WHAT THE TASK REQUIRES: Return the passage of the page on 1943 in Brazil that starts with "Events in the" and goes on through "(from 21 January)", copied word for word.

PAGE TEXT:

--------------------------------

= 1943 in Brazil =

Events in the year 1943 in Brazil.

==Incumbents==
===Federal government===
- President: Getúlio Vargas

===Governors===
- Alagoas: Ismar de Góis Monteiro
- Amazonas: Álvaro Botelho Maia
- Bahia: Renato Onofre Pinto Aleixo
- Ceará: Francisco de Meneses Pimentel
- Espírito Santo: João Punaro Bley (till 21 January); Jones dos Santos Neves (from 21 January)

--------------------------------

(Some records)
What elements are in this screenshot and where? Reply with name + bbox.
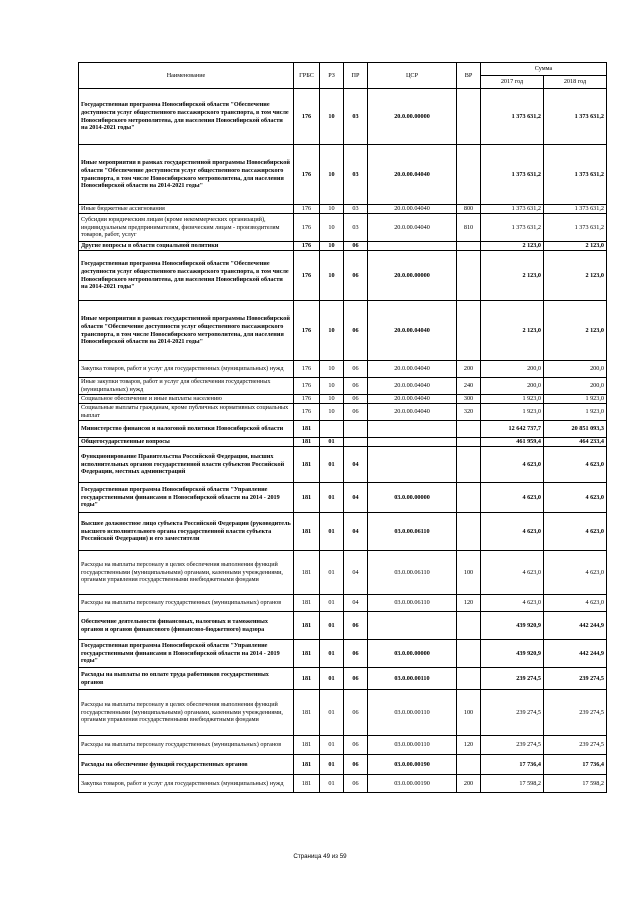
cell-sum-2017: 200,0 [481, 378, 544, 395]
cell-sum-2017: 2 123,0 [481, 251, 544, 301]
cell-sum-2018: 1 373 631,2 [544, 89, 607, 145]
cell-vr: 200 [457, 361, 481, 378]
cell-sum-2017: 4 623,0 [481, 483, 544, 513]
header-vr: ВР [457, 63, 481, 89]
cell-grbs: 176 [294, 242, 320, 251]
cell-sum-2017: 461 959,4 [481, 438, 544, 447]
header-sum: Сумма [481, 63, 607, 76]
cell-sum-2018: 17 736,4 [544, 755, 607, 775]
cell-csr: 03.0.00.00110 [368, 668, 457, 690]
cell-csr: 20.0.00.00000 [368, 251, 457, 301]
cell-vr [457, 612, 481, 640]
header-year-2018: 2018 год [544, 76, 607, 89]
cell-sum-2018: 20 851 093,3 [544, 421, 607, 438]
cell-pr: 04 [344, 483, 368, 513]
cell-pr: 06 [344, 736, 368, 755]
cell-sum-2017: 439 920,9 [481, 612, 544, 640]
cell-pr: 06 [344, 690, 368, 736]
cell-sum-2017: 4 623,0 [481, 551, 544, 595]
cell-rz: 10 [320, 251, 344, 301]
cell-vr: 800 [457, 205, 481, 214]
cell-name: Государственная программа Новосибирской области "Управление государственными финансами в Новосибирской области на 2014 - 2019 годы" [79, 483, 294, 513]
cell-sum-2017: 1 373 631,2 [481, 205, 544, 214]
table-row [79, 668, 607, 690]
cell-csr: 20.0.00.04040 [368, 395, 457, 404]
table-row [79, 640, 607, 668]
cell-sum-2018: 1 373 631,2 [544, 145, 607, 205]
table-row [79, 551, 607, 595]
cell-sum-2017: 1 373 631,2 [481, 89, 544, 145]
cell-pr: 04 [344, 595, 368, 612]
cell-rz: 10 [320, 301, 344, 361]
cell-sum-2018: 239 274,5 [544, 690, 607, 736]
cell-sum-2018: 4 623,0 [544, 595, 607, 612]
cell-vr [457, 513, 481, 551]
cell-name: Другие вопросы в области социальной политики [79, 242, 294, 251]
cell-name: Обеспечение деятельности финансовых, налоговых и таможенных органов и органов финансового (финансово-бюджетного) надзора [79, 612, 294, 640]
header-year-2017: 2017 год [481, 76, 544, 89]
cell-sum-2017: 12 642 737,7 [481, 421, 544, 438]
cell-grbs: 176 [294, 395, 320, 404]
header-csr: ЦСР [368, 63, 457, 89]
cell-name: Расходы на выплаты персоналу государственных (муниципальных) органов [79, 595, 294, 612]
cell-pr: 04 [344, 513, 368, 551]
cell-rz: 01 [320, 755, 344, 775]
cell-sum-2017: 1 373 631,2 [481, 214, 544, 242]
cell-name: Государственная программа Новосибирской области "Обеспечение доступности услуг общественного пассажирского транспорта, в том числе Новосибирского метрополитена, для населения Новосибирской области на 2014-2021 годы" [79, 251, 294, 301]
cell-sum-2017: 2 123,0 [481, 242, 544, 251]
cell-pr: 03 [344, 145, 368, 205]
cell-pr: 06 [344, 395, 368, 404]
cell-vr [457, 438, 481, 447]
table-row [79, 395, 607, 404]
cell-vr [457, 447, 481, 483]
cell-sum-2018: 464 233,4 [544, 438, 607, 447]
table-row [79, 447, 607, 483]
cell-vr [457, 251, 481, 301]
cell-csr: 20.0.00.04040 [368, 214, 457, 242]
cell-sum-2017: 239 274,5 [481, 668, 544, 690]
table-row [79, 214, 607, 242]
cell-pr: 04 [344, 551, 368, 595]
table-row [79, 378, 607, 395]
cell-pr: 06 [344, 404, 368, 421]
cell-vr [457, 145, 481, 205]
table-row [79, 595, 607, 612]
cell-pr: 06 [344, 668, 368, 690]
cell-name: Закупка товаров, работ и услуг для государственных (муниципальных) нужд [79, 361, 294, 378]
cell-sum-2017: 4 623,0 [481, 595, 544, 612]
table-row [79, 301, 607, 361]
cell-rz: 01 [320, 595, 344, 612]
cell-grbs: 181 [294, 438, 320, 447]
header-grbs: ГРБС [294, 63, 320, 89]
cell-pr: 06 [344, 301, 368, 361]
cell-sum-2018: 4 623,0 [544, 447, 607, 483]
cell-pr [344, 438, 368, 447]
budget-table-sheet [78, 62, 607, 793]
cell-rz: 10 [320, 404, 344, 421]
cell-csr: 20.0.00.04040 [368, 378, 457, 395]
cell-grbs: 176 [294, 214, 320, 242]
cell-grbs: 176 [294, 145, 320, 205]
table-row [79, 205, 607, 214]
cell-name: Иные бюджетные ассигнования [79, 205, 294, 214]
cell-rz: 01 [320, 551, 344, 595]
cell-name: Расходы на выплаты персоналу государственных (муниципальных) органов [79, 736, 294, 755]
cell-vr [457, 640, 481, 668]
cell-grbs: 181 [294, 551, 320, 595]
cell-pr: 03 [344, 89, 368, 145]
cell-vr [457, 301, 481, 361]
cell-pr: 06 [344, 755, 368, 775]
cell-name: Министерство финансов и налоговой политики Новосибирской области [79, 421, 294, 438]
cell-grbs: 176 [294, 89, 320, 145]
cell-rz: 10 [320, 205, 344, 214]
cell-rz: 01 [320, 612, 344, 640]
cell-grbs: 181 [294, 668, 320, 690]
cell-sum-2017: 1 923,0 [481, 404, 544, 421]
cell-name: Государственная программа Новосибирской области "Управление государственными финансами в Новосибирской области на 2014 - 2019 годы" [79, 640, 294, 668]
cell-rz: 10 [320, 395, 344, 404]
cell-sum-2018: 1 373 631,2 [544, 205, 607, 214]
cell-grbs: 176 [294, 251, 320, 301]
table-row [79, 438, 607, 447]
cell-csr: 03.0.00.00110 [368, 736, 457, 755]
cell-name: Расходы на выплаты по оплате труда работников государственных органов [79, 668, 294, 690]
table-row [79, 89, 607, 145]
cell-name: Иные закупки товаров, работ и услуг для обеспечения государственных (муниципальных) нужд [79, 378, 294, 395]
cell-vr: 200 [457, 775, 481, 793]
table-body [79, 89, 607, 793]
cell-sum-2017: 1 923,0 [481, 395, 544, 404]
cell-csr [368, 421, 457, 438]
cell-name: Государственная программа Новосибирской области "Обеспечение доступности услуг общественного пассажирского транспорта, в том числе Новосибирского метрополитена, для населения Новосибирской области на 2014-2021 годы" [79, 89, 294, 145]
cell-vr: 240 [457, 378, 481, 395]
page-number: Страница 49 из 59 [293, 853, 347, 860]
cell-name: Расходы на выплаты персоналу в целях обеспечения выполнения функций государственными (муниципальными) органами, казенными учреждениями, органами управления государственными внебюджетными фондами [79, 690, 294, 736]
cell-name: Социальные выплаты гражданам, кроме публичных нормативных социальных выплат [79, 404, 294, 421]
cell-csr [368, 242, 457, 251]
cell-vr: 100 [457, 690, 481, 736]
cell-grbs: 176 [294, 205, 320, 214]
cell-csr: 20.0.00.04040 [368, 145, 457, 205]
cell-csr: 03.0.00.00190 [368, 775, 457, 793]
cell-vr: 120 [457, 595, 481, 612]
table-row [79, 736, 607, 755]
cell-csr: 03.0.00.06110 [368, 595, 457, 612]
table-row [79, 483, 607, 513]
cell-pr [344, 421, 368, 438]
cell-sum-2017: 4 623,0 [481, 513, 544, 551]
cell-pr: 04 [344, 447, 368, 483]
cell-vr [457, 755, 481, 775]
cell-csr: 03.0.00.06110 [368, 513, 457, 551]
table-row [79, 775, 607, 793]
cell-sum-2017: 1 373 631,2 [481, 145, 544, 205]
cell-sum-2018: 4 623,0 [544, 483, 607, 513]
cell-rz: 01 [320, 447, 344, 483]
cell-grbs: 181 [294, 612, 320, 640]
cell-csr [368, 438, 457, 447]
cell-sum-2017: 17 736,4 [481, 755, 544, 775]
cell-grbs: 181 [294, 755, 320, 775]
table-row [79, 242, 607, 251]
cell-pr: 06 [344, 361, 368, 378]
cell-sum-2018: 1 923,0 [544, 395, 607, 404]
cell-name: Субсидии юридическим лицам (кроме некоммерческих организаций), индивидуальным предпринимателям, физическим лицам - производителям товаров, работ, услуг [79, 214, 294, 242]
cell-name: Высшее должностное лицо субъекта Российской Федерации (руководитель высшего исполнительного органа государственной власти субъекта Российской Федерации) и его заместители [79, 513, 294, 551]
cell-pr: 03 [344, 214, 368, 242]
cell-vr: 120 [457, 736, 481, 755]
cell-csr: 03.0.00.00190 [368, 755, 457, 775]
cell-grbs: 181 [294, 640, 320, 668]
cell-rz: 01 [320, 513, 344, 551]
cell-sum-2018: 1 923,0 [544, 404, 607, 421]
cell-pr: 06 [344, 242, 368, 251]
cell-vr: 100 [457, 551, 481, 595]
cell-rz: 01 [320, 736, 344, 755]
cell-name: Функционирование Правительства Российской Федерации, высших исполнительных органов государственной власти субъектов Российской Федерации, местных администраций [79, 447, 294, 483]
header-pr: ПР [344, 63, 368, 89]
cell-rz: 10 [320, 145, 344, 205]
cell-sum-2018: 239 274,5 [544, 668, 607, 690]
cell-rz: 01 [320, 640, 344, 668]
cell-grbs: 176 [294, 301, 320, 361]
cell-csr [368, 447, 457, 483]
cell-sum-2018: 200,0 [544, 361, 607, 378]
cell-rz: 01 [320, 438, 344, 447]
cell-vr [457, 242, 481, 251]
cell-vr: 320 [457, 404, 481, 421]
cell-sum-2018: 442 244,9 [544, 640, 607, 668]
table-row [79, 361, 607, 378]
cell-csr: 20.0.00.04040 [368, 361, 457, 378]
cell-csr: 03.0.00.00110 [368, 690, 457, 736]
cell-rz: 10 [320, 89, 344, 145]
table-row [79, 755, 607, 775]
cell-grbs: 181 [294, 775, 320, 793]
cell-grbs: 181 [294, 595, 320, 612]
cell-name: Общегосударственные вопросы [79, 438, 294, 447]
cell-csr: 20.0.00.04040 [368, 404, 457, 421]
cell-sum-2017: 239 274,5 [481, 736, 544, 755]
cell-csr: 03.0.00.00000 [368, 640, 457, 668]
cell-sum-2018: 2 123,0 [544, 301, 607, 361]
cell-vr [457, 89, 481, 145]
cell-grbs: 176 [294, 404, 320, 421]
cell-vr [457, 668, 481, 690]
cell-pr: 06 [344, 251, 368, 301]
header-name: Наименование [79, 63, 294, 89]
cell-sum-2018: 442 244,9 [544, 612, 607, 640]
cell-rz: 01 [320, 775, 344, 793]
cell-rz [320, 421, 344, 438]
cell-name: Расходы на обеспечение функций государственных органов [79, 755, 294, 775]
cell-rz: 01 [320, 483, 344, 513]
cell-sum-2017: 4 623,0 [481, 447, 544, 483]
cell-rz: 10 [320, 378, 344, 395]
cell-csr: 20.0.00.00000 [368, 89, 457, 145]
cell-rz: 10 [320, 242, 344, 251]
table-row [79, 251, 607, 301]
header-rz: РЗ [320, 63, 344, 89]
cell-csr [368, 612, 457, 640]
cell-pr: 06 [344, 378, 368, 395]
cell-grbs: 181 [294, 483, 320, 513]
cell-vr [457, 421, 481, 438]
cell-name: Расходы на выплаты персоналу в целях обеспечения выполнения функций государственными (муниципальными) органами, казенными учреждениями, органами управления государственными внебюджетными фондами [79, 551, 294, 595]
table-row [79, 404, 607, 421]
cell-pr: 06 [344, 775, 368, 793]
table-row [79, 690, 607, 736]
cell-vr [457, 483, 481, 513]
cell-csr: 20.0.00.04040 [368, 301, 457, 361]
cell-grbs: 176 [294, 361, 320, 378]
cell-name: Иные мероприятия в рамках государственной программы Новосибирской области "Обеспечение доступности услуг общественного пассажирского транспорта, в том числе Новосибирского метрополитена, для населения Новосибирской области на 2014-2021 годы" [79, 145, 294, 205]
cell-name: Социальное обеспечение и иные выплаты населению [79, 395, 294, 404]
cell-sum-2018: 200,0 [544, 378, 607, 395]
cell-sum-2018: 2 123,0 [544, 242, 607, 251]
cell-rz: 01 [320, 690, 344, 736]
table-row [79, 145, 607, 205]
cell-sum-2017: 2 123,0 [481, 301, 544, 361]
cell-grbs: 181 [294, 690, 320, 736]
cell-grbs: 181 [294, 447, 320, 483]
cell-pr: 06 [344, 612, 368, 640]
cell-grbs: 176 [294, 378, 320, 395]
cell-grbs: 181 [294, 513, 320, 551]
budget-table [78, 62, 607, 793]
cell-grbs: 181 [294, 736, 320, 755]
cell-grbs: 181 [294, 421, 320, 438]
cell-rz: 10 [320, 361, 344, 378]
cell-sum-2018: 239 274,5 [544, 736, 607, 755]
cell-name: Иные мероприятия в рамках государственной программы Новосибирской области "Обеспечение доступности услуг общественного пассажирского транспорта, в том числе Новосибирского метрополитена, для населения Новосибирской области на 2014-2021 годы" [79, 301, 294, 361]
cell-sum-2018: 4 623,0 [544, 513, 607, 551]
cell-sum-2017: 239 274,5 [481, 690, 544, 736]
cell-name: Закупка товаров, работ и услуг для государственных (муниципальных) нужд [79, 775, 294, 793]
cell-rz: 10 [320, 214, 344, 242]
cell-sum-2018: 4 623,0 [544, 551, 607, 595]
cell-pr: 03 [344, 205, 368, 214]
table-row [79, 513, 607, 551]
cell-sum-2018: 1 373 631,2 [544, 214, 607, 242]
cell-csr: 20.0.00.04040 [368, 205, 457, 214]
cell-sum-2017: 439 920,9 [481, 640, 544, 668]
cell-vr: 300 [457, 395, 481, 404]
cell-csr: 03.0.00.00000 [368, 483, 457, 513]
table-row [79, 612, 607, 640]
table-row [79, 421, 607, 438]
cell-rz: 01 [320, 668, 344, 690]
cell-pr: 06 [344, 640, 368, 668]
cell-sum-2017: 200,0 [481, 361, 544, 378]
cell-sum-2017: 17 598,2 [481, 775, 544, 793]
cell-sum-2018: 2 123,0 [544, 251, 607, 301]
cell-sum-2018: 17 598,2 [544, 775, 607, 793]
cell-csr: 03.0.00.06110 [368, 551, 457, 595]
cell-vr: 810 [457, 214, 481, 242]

--------------------------------

REPLY:
Events in the year 1943 in Brazil.

==Incumbents==
===Federal government===
- President: Getúlio Vargas

===Governors===
- Alagoas: Ismar de Góis Monteiro
- Amazonas: Álvaro Botelho Maia
- Bahia: Renato Onofre Pinto Aleixo
- Ceará: Francisco de Meneses Pimentel
- Espírito Santo: João Punaro Bley (till 21 January); Jones dos Santos Neves (from 21 January)